───── Given records ─────
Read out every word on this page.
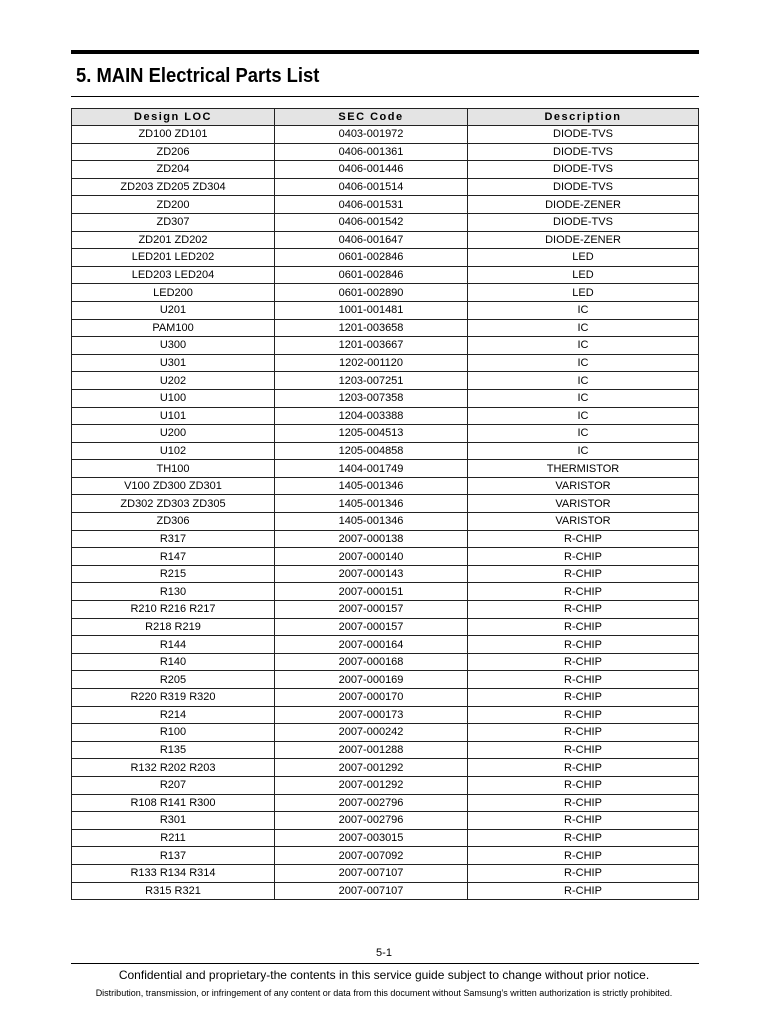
5. MAIN Electrical Parts List
Design LOC	SEC Code	Description
ZD100 ZD101	0403-001972	DIODE-TVS
ZD206	0406-001361	DIODE-TVS
ZD204	0406-001446	DIODE-TVS
ZD203 ZD205 ZD304	0406-001514	DIODE-TVS
ZD200	0406-001531	DIODE-ZENER
ZD307	0406-001542	DIODE-TVS
ZD201 ZD202	0406-001647	DIODE-ZENER
LED201 LED202	0601-002846	LED
LED203 LED204	0601-002846	LED
LED200	0601-002890	LED
U201	1001-001481	IC
PAM100	1201-003658	IC
U300	1201-003667	IC
U301	1202-001120	IC
U202	1203-007251	IC
U100	1203-007358	IC
U101	1204-003388	IC
U200	1205-004513	IC
U102	1205-004858	IC
TH100	1404-001749	THERMISTOR
V100 ZD300 ZD301	1405-001346	VARISTOR
ZD302 ZD303 ZD305	1405-001346	VARISTOR
ZD306	1405-001346	VARISTOR
R317	2007-000138	R-CHIP
R147	2007-000140	R-CHIP
R215	2007-000143	R-CHIP
R130	2007-000151	R-CHIP
R210 R216 R217	2007-000157	R-CHIP
R218 R219	2007-000157	R-CHIP
R144	2007-000164	R-CHIP
R140	2007-000168	R-CHIP
R205	2007-000169	R-CHIP
R220 R319 R320	2007-000170	R-CHIP
R214	2007-000173	R-CHIP
R100	2007-000242	R-CHIP
R135	2007-001288	R-CHIP
R132 R202 R203	2007-001292	R-CHIP
R207	2007-001292	R-CHIP
R108 R141 R300	2007-002796	R-CHIP
R301	2007-002796	R-CHIP
R211	2007-003015	R-CHIP
R137	2007-007092	R-CHIP
R133 R134 R314	2007-007107	R-CHIP
R315 R321	2007-007107	R-CHIP
5-1
Confidential and proprietary-the contents in this service guide subject to change without prior notice.
Distribution, transmission, or infringement of any content or data from this document without Samsung’s written authorization is strictly prohibited.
─────
Work required:
Work out how many lines of the data above hold the word "without", and write only the count.

Written answer:
2